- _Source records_
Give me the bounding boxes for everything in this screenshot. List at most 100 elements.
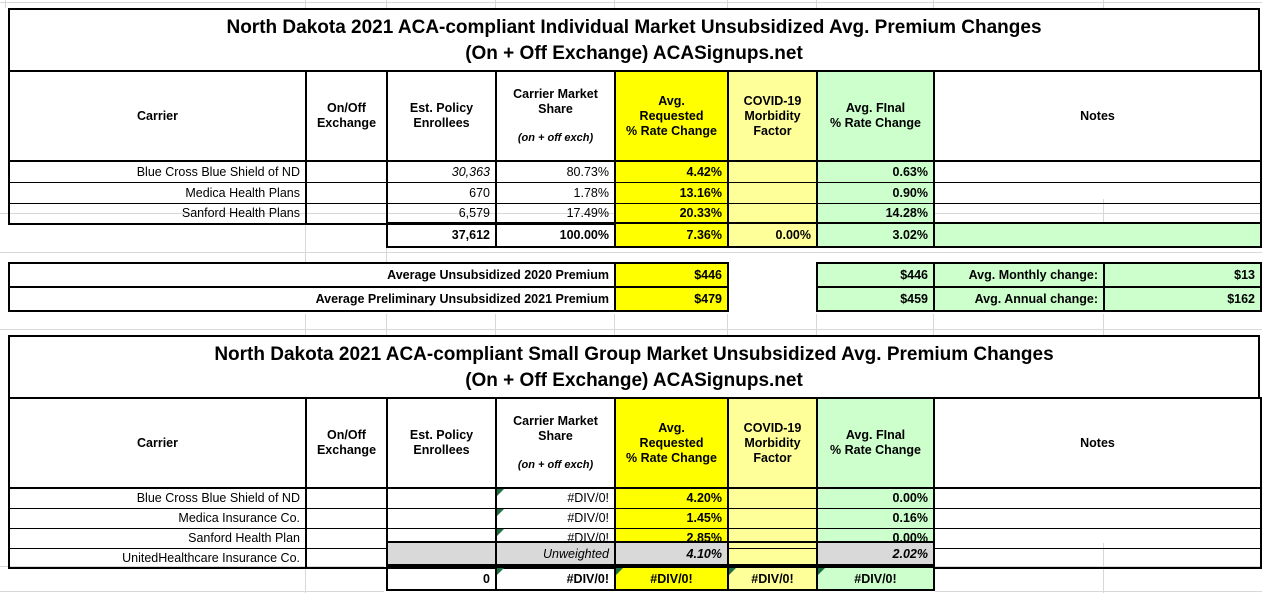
total-final-cell[interactable]: #DIV/0! <box>816 566 935 591</box>
unweighted-requested-cell[interactable]: 4.10% <box>614 541 729 566</box>
exchange-cell[interactable] <box>305 181 388 204</box>
header-exchange[interactable]: On/Off Exchange <box>305 70 388 162</box>
covid-cell[interactable] <box>727 160 818 183</box>
monthly-change-label[interactable]: Avg. Monthly change: <box>933 262 1105 288</box>
exchange-cell[interactable] <box>305 160 388 183</box>
notes-cell[interactable] <box>933 527 1262 549</box>
gridline <box>0 2 1262 3</box>
small-group-title[interactable]: North Dakota 2021 ACA-compliant Small Gr… <box>8 335 1260 399</box>
table-row: $459 Avg. Annual change: $162 <box>816 286 1262 312</box>
premium-2020-label[interactable]: Average Unsubsidized 2020 Premium <box>8 262 616 288</box>
gridline <box>386 314 387 335</box>
market-share-cell[interactable]: #DIV/0! <box>495 487 616 509</box>
gridline <box>816 314 817 335</box>
annual-change-value[interactable]: $162 <box>1103 286 1262 312</box>
individual-market-title[interactable]: North Dakota 2021 ACA-compliant Individu… <box>8 8 1260 72</box>
market-share-cell[interactable]: 1.78% <box>495 181 616 204</box>
notes-cell[interactable] <box>933 547 1262 569</box>
carrier-cell[interactable]: Sanford Health Plans <box>8 202 307 225</box>
exchange-cell[interactable] <box>305 487 388 509</box>
premium-summary-left: Average Unsubsidized 2020 Premium $446 A… <box>8 262 729 312</box>
market-share-cell[interactable]: 17.49% <box>495 202 616 225</box>
final-cell[interactable]: 0.16% <box>816 507 935 529</box>
header-requested[interactable]: Avg. Requested % Rate Change <box>614 70 729 162</box>
header-exchange[interactable]: On/Off Exchange <box>305 397 388 489</box>
header-market-share-sub: (on + off exch) <box>517 132 594 144</box>
unweighted-final-cell[interactable]: 2.02% <box>816 541 935 566</box>
total-enrollees-cell[interactable]: 37,612 <box>386 222 497 248</box>
requested-cell[interactable]: 20.33% <box>614 202 729 225</box>
table-row: Medica Health Plans 670 1.78% 13.16% 0.9… <box>8 181 1262 204</box>
exchange-cell[interactable] <box>305 547 388 569</box>
enrollees-cell[interactable] <box>386 507 497 529</box>
monthly-change-value[interactable]: $13 <box>1103 262 1262 288</box>
covid-cell[interactable] <box>727 487 818 509</box>
market-share-cell[interactable]: #DIV/0! <box>495 507 616 529</box>
requested-cell[interactable]: 1.45% <box>614 507 729 529</box>
final-cell[interactable]: 0.90% <box>816 181 935 204</box>
notes-cell[interactable] <box>933 202 1262 225</box>
enrollees-cell[interactable]: 30,363 <box>386 160 497 183</box>
premium-2020-requested-value[interactable]: $446 <box>614 262 729 288</box>
unweighted-empty-cell[interactable] <box>386 541 497 566</box>
unweighted-label-cell[interactable]: Unweighted <box>495 541 616 566</box>
requested-cell[interactable]: 4.42% <box>614 160 729 183</box>
header-carrier[interactable]: Carrier <box>8 70 307 162</box>
exchange-cell[interactable] <box>305 202 388 225</box>
header-final[interactable]: Avg. FInal % Rate Change <box>816 397 935 489</box>
header-covid[interactable]: COVID-19 Morbidity Factor <box>727 70 818 162</box>
final-cell[interactable]: 0.63% <box>816 160 935 183</box>
total-final-cell[interactable]: 3.02% <box>816 222 935 248</box>
header-covid[interactable]: COVID-19 Morbidity Factor <box>727 397 818 489</box>
final-cell[interactable]: 0.00% <box>816 487 935 509</box>
total-market-share-cell[interactable]: 100.00% <box>495 222 616 248</box>
gridline <box>614 314 615 335</box>
table-row: $446 Avg. Monthly change: $13 <box>816 262 1262 288</box>
premium-2021-requested-value[interactable]: $479 <box>614 286 729 312</box>
notes-cell[interactable] <box>933 160 1262 183</box>
premium-2020-final-value[interactable]: $446 <box>816 262 935 288</box>
covid-cell[interactable] <box>727 181 818 204</box>
total-requested-cell[interactable]: 7.36% <box>614 222 729 248</box>
covid-cell[interactable] <box>727 507 818 529</box>
header-market-share[interactable]: Carrier Market Share (on + off exch) <box>495 70 616 162</box>
carrier-cell[interactable]: Blue Cross Blue Shield of ND <box>8 160 307 183</box>
premium-2021-final-value[interactable]: $459 <box>816 286 935 312</box>
carrier-cell[interactable]: Medica Health Plans <box>8 181 307 204</box>
carrier-cell[interactable]: Sanford Health Plan <box>8 527 307 549</box>
header-requested[interactable]: Avg. Requested % Rate Change <box>614 397 729 489</box>
total-covid-cell[interactable]: 0.00% <box>727 222 818 248</box>
header-market-share[interactable]: Carrier Market Share (on + off exch) <box>495 397 616 489</box>
carrier-cell[interactable]: Medica Insurance Co. <box>8 507 307 529</box>
enrollees-cell[interactable]: 670 <box>386 181 497 204</box>
covid-cell[interactable] <box>727 202 818 225</box>
carrier-cell[interactable]: UnitedHealthcare Insurance Co. <box>8 547 307 569</box>
header-final[interactable]: Avg. FInal % Rate Change <box>816 70 935 162</box>
annual-change-label[interactable]: Avg. Annual change: <box>933 286 1105 312</box>
header-notes[interactable]: Notes <box>933 70 1262 162</box>
total-market-share-cell[interactable]: #DIV/0! <box>495 566 616 591</box>
header-notes[interactable]: Notes <box>933 397 1262 489</box>
notes-cell[interactable] <box>933 507 1262 529</box>
notes-cell[interactable] <box>933 181 1262 204</box>
notes-cell[interactable] <box>933 487 1262 509</box>
carrier-cell[interactable]: Blue Cross Blue Shield of ND <box>8 487 307 509</box>
market-share-cell[interactable]: 80.73% <box>495 160 616 183</box>
exchange-cell[interactable] <box>305 527 388 549</box>
premium-2021-label[interactable]: Average Preliminary Unsubsidized 2021 Pr… <box>8 286 616 312</box>
requested-cell[interactable]: 13.16% <box>614 181 729 204</box>
header-enrollees[interactable]: Est. Policy Enrollees <box>386 70 497 162</box>
header-carrier[interactable]: Carrier <box>8 397 307 489</box>
final-cell[interactable]: 14.28% <box>816 202 935 225</box>
enrollees-cell[interactable]: 6,579 <box>386 202 497 225</box>
total-notes-cell[interactable] <box>933 222 1262 248</box>
header-enrollees[interactable]: Est. Policy Enrollees <box>386 397 497 489</box>
total-requested-cell[interactable]: #DIV/0! <box>614 566 729 591</box>
small-group-unweighted-row: Unweighted 4.10% 2.02% <box>386 541 935 566</box>
enrollees-cell[interactable] <box>386 487 497 509</box>
total-covid-cell[interactable]: #DIV/0! <box>727 566 818 591</box>
total-enrollees-cell[interactable]: 0 <box>386 566 497 591</box>
exchange-cell[interactable] <box>305 507 388 529</box>
requested-cell[interactable]: 4.20% <box>614 487 729 509</box>
unweighted-covid-cell[interactable] <box>727 541 818 566</box>
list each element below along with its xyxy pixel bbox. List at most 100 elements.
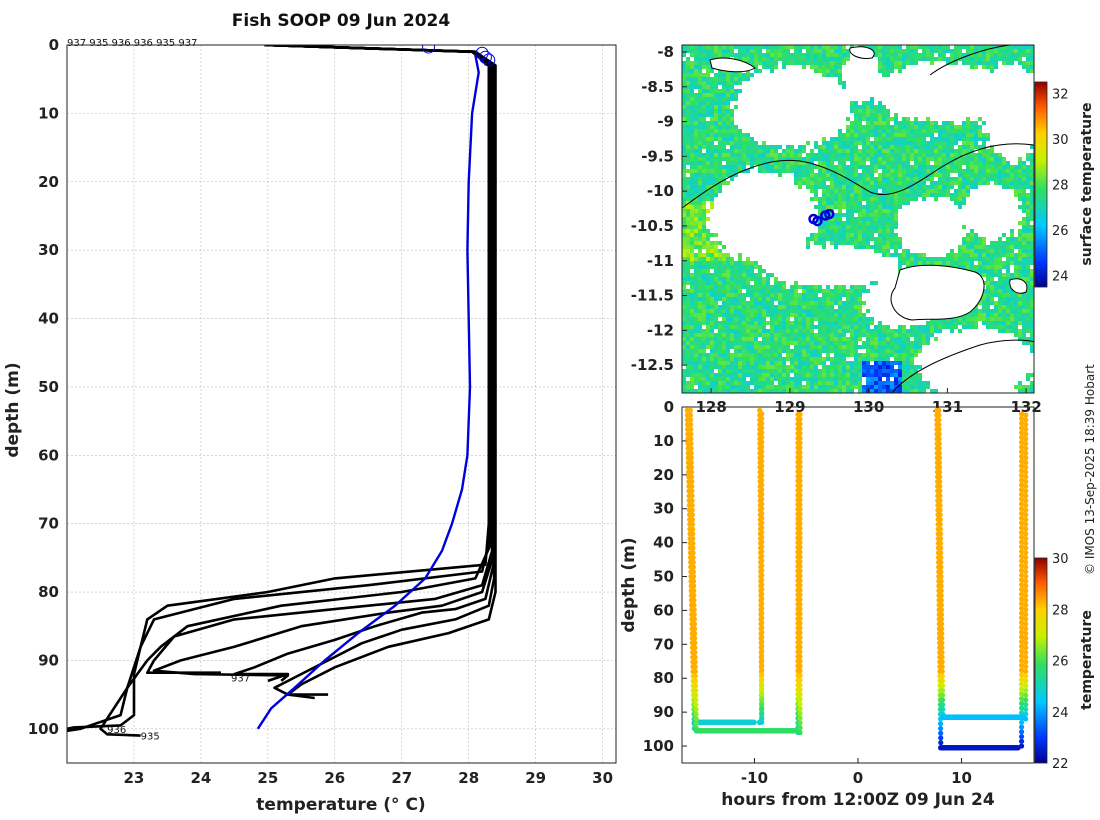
sst-cell [686, 113, 690, 117]
sst-cell [686, 353, 690, 357]
sst-cell [794, 181, 798, 185]
sst-cell [1010, 261, 1014, 265]
sst-cell [962, 173, 966, 177]
sst-cell [826, 345, 830, 349]
sst-cell [734, 297, 738, 301]
sst-cell [990, 301, 994, 305]
sst-cell [690, 345, 694, 349]
sst-cell [802, 157, 806, 161]
sst-cell [818, 341, 822, 345]
sst-cell [870, 165, 874, 169]
sst-cell [762, 357, 766, 361]
sst-cell [858, 201, 862, 205]
sst-cell [986, 281, 990, 285]
sst-cell [698, 53, 702, 57]
sst-cell [790, 301, 794, 305]
sst-cell [874, 49, 878, 53]
sst-cell [1014, 265, 1018, 269]
sst-cell [786, 389, 790, 393]
sst-cell [914, 333, 918, 337]
sst-cell [946, 137, 950, 141]
sst-cell [862, 129, 866, 133]
cast-down-point [689, 507, 695, 513]
sst-cell [970, 177, 974, 181]
sst-cell [782, 365, 786, 369]
sst-cell [1022, 277, 1026, 281]
sst-cell [942, 45, 946, 49]
sst-cell [706, 329, 710, 333]
sst-cell [898, 345, 902, 349]
sst-cell [686, 349, 690, 353]
sst-cell [990, 249, 994, 253]
sst-cell [898, 353, 902, 357]
sst-cell [862, 333, 866, 337]
sst-cell [910, 125, 914, 129]
sst-cell [934, 161, 938, 165]
sst-cell [806, 301, 810, 305]
sst-cell [722, 293, 726, 297]
surface-marker [478, 50, 492, 64]
sst-cell [718, 169, 722, 173]
sst-cell [986, 45, 990, 49]
sst-cell [814, 193, 818, 197]
sst-cell [846, 325, 850, 329]
sst-cell [850, 377, 854, 381]
sst-cell [686, 213, 690, 217]
sst-cell [778, 353, 782, 357]
sst-cell [890, 233, 894, 237]
sst-cell [686, 49, 690, 53]
sst-cell [1014, 241, 1018, 245]
sst-cell [962, 257, 966, 261]
sst-cell [922, 337, 926, 341]
sst-cell [854, 197, 858, 201]
sst-cell [966, 57, 970, 61]
sst-cell [850, 193, 854, 197]
sst-cell [934, 137, 938, 141]
sst-cell [722, 313, 726, 317]
sst-cell [986, 137, 990, 141]
sst-cell [822, 337, 826, 341]
sst-cell [874, 213, 878, 217]
sst-cell [790, 169, 794, 173]
sst-cell [926, 177, 930, 181]
sst-cell [950, 125, 954, 129]
sst-cell [906, 349, 910, 353]
sst-cell [794, 165, 798, 169]
sst-cell [730, 333, 734, 337]
sst-cell [786, 317, 790, 321]
sst-cell [882, 53, 886, 57]
sst-cell [778, 153, 782, 157]
sst-cell [686, 109, 690, 113]
sst-cell [770, 389, 774, 393]
sst-cell [890, 241, 894, 245]
sst-cell [866, 205, 870, 209]
sst-cell [806, 341, 810, 345]
sst-cell [802, 161, 806, 165]
sst-cell [774, 57, 778, 61]
sst-cell [934, 337, 938, 341]
sst-cell [806, 321, 810, 325]
sst-cell [782, 313, 786, 317]
sst-cell [710, 357, 714, 361]
sst-cell [1018, 329, 1022, 333]
sst-cell [694, 217, 698, 221]
sst-cell [946, 149, 950, 153]
sst-cell [830, 241, 834, 245]
sst-cell [946, 189, 950, 193]
sst-cell [730, 53, 734, 57]
sst-cell [682, 237, 686, 241]
sst-cell [694, 125, 698, 129]
sst-cell [718, 269, 722, 273]
sst-cell [798, 157, 802, 161]
sst-cell [714, 45, 718, 49]
sst-cell [1022, 169, 1026, 173]
sst-cell [770, 369, 774, 373]
sst-cell [978, 129, 982, 133]
sst-cell [802, 345, 806, 349]
sst-cell [950, 177, 954, 181]
sst-cell [926, 325, 930, 329]
sst-cell [686, 325, 690, 329]
sst-cell [858, 237, 862, 241]
sst-cell [698, 105, 702, 109]
sst-cell [846, 205, 850, 209]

- _STATED PROBLEM_
Pick out every line of the records that contains the string "Rate", and copy each one. Case counts.

- _ANSWER TO THE EXERCISE_
header-requested[interactable]: Avg. Requested % Rate Change <box>614 70 729 162</box>
header-final[interactable]: Avg. FInal % Rate Change <box>816 397 935 489</box>
header-requested[interactable]: Avg. Requested % Rate Change <box>614 397 729 489</box>
header-final[interactable]: Avg. FInal % Rate Change <box>816 70 935 162</box>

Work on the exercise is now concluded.